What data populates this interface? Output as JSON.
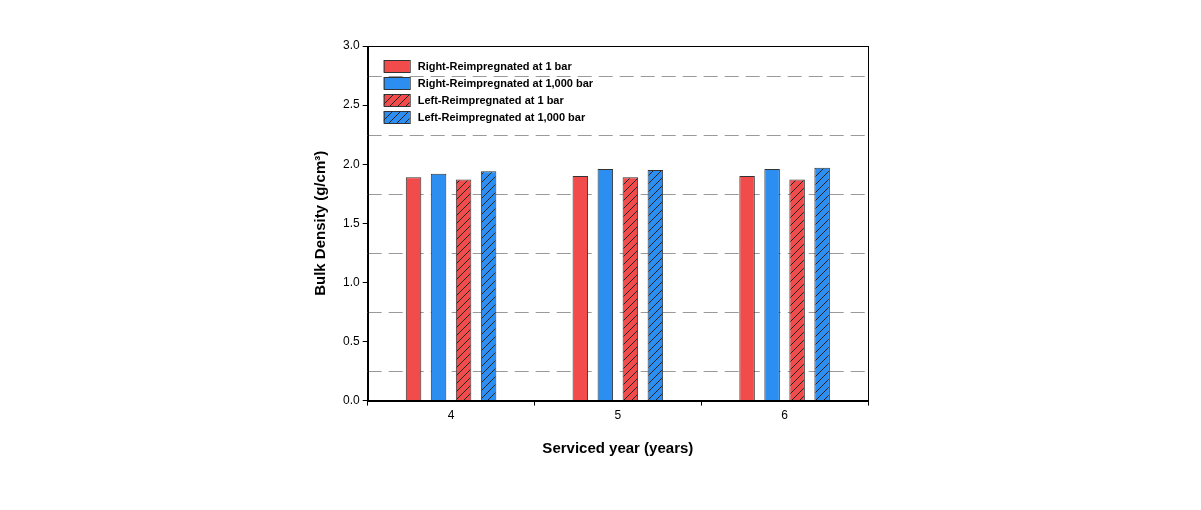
{
  "chart_data": {
    "type": "bar",
    "x_label": "Serviced year (years)",
    "y_label": "Bulk Density (g/cm³)",
    "categories": [
      "4",
      "5",
      "6"
    ],
    "series": [
      {
        "name": "Right-Reimpregnated at 1 bar",
        "color": "#f24b4b",
        "marker": "solid",
        "values": [
          1.89,
          1.9,
          1.9
        ]
      },
      {
        "name": "Right-Reimpregnated at 1,000 bar",
        "color": "#2b8ef0",
        "marker": "solid",
        "values": [
          1.92,
          1.96,
          1.96
        ]
      },
      {
        "name": "Left-Reimpregnated at 1 bar",
        "color": "#f24b4b",
        "marker": "hatch",
        "values": [
          1.87,
          1.89,
          1.87
        ]
      },
      {
        "name": "Left-Reimpregnated at 1,000 bar",
        "color": "#2b8ef0",
        "marker": "hatch",
        "values": [
          1.94,
          1.95,
          1.97
        ]
      }
    ],
    "ylim": [
      0,
      3
    ],
    "yticks": [
      {
        "value": 0,
        "label": "0.0"
      },
      {
        "value": 0.5,
        "label": "0.5"
      },
      {
        "value": 1,
        "label": "1.0"
      },
      {
        "value": 1.5,
        "label": "1.5"
      },
      {
        "value": 2,
        "label": "2.0"
      },
      {
        "value": 2.5,
        "label": "2.5"
      },
      {
        "value": 3,
        "label": "3.0"
      }
    ],
    "grid": true,
    "legend": "upper left"
  }
}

◆ ◆ ◆ ◆ ◆ ◆ ◆

What is being asked
In the entries above, how many lines hold the word "Reimpregnated"? State the number and nothing else.

Output of the exercise
4